*** SELECTED PASSAGE ***

[mod.computers.vax] Thanks and system hangs.

BITNET@UTHSCSA.BITNET.UUCP (02/28/87)

I have been a computer programmer for a little over two years and I have
subscribed to info-vax for a little over a year now.  I was recently
promoted to a position in our systems group.  I would like to say thank you
to all the people out there (ESP --Jerry) for all the great info.  I can
honestly say that if I didn't have the knowledge acquired from reading
info-vax, I probably would not have gotten my current position.
 
Now for my question.  We are experiencing a strange problem on one of the Vaxen
in our cluster (consisting of 2 11/750s, 1 11/785, 1 8650).  We recently
increased the number of logins allowed from 64 (default) to 120 on our 8650.
Shortly there after the system would start to hang with about 70 or 80 users.
The system would slow down and processes would be placed in a RWSWP state.
These processes would hang completely.  eventually the system would completely
hang and no one could do anything, including the console.  We did a ^P and
@CRASH at the console. I am still learning how to use SDA and analyze a crash
dump but here is what I found.  If I did a 'SHOW SUM/IMAGE' in SDA, some of the
processes would have 'No Image Name Available', this is not the same as process
not currently executing an image (DCL).  These processes would just not have
any image name.  Most of the processes in the RWSWP state were running
ALL-IN-ONE, A DEC office automation package.  When I set 'RMS=ALL' in SDA and
did 'SHOW PROC/RMS/INDEX=' for the processes in the RWSWP state they were all
accessing DUA6:  we use DUA6: for the ALL-IN-1 shared areas and our secondary
page and swap files. The bitmask 'BKPBITS' had the following bits set for the
majority of the processes in the RWSWP state:
 
BUSY, ACCESSED, RMS_STALL, STALL_LOCK
 
The last time the system started doing this I was able to do a 'SHOW MEM'
from DCL and our swap file was more that 90% used, but the page file had
plenty of free space.

*** DATA LINES ***

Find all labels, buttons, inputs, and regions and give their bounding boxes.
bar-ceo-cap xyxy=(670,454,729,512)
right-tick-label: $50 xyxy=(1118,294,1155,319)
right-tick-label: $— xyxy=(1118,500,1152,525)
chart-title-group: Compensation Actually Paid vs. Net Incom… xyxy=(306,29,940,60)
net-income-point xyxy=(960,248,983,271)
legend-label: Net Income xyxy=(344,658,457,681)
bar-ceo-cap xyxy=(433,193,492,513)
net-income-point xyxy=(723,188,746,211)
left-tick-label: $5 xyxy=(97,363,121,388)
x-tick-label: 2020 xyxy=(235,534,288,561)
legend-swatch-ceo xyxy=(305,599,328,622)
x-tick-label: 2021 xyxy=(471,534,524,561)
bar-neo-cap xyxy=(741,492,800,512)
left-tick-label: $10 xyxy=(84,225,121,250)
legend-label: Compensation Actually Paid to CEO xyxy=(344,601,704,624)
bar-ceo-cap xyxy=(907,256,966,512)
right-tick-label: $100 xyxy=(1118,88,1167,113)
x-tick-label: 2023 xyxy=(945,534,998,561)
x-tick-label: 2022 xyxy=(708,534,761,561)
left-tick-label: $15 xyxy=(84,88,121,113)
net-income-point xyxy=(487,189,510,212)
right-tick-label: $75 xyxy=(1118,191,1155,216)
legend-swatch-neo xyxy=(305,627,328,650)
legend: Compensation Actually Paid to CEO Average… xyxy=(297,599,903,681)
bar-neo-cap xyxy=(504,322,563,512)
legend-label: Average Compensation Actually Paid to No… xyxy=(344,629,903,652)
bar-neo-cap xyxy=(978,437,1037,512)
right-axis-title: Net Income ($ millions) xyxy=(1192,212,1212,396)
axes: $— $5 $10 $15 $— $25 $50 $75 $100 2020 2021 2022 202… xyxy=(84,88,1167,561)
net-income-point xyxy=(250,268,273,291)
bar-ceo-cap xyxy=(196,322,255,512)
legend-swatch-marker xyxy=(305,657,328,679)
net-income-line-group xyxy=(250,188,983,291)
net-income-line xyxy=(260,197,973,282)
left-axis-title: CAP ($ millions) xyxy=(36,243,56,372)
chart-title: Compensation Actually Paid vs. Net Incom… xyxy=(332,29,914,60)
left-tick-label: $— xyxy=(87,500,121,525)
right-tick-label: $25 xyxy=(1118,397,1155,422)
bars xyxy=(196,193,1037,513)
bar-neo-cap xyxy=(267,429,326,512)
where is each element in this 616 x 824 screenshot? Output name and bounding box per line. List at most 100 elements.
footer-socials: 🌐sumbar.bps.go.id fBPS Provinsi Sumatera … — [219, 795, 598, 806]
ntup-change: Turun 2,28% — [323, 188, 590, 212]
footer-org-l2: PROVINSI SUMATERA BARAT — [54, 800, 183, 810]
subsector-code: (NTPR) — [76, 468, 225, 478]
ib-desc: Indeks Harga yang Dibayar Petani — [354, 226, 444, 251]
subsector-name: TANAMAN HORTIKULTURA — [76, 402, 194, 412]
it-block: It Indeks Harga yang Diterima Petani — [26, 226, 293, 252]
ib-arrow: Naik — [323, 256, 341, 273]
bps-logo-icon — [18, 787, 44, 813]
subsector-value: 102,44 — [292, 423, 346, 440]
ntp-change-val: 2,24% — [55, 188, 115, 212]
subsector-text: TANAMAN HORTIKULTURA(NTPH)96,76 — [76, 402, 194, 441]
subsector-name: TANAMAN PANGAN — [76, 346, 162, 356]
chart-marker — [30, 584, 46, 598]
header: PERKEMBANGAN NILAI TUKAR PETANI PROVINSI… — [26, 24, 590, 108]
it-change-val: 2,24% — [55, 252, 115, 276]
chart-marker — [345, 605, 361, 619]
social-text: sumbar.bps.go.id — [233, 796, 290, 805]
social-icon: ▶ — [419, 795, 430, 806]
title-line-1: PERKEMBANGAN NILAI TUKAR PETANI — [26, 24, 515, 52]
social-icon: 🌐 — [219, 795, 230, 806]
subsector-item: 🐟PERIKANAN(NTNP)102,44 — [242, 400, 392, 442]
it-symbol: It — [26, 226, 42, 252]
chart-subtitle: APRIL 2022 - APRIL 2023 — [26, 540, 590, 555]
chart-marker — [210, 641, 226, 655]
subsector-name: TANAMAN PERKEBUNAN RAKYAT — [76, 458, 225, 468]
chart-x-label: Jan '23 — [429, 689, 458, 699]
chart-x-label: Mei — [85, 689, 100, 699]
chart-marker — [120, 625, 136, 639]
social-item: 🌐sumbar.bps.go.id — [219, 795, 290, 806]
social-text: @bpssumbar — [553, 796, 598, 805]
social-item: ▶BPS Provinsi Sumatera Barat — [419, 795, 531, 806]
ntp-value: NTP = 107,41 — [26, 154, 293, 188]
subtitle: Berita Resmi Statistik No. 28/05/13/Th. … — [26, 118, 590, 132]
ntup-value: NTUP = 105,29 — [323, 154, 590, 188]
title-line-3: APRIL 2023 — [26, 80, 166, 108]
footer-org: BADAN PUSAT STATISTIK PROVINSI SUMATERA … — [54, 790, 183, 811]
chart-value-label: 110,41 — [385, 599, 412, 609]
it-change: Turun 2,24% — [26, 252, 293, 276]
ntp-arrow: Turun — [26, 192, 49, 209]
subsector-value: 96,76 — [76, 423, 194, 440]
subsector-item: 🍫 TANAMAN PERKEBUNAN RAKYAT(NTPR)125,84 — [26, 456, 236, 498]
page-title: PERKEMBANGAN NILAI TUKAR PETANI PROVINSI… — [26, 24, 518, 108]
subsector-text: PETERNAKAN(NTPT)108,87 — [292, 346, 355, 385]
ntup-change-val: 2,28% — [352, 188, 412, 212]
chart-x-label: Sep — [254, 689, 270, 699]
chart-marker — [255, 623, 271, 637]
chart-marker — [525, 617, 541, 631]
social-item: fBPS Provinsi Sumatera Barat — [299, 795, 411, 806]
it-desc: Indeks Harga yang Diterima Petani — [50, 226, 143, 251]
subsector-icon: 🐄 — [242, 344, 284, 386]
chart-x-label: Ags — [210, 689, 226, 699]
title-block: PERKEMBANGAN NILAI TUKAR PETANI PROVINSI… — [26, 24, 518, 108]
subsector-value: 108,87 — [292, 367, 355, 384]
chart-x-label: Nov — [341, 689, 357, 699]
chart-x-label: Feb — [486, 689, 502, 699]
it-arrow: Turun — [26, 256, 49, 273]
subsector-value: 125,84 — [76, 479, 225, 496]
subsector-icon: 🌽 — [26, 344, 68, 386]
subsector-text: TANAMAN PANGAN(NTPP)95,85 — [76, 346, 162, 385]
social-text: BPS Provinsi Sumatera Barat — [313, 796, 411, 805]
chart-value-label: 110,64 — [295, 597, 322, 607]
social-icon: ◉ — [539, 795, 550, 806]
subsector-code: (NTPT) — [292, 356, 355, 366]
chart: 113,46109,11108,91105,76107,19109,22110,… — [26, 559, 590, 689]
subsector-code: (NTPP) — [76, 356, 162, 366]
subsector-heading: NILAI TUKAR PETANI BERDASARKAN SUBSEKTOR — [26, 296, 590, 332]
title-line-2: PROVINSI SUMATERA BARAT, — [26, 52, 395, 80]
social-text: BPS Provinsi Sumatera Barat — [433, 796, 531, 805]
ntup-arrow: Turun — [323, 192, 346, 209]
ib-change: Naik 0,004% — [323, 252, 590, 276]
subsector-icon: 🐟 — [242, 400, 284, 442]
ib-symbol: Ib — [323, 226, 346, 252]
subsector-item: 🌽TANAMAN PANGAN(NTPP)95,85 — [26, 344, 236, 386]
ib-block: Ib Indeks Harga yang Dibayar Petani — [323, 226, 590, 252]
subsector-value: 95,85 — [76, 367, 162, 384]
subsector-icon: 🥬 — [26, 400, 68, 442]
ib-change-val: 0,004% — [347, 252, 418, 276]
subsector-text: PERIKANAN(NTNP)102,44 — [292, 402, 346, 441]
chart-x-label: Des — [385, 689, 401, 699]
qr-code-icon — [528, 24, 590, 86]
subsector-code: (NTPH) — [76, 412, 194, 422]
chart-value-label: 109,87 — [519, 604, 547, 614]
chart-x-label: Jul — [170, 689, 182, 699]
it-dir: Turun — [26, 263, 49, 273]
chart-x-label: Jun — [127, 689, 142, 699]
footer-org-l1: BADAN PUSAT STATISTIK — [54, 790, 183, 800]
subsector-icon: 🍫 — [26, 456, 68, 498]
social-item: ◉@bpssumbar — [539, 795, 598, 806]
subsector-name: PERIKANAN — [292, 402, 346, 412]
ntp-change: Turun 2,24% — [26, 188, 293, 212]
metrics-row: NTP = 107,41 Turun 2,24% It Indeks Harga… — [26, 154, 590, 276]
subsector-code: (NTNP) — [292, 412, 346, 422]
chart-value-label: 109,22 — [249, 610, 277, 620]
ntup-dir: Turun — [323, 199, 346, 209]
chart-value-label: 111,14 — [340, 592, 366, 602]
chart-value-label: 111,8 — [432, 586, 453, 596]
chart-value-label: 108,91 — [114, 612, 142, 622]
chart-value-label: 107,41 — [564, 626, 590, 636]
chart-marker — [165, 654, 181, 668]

***

JOBS:
1) Decide whether each statement agrees with the forum post about VAX system hangs, answering yes or no and quoting the deciding words from the post. (a) The 8650's login limit was raised from 64 to 120. (b) The page file was more than 90% used. (c) Most processes in the RWSWP state were running ALL-IN-ONE.
2) Write the next part of the forum post about VAX system hangs, starting after its final sentence.
You will not need the data for any of this.

RESULTS IN ORDER:
1)
(a) Yes: "increased the number of logins allowed from 64 (default) to 120 on our 8650"
(b) No: "the page file had plenty of free space"
(c) Yes: "Most of the processes in the RWSWP state were running ALL-IN-ONE"

2)
The best we could come up with is that our Swap files don't have enough
space.  We increased our secondary Swap file from 50,000 blocks to 100,000
blocks so far so good.  Could it be something else?
 
1. What do the BKPBITS bits mean are these values normal?
 
2. What is RWSWP (my guess is Resource Wait SWaPped)
 
3. Where can I learn more about how to interpret what I get from SDA?
 
4. If this was the problem, how can I determine how much space per process
   should be allocated in the page and swap files.  And why are so many
   processes being swapped out?
 
Mark Moore
(Green Assistant-System-Manager who will gladly accept all the info he can get)
MOORE@UTHSCSA.BITNET
 
P.S.  I was going to call TSC, but no one answers.  I think they are having some
severe weather problems.

LEICHTER-JERRY@YALE.ARPA.UUCP (03/03/87)

    We recently increased the number of logins allowed from 64 (default) to
    120 on our 8650.  Shortly there after the system would start to hang with
    about 70 or 80 users....

    The last time the system started doing this I was able to do a 'SHOW MEM'
    from DCL and our swap file was more that 90% used, but the page file had
    plenty of free space.
     
    The best we could come up with is that our Swap files don't have enough
    space.  We increased our secondary Swap file from 50,000 blocks to 100,000
    blocks so far so good.  Could it be something else?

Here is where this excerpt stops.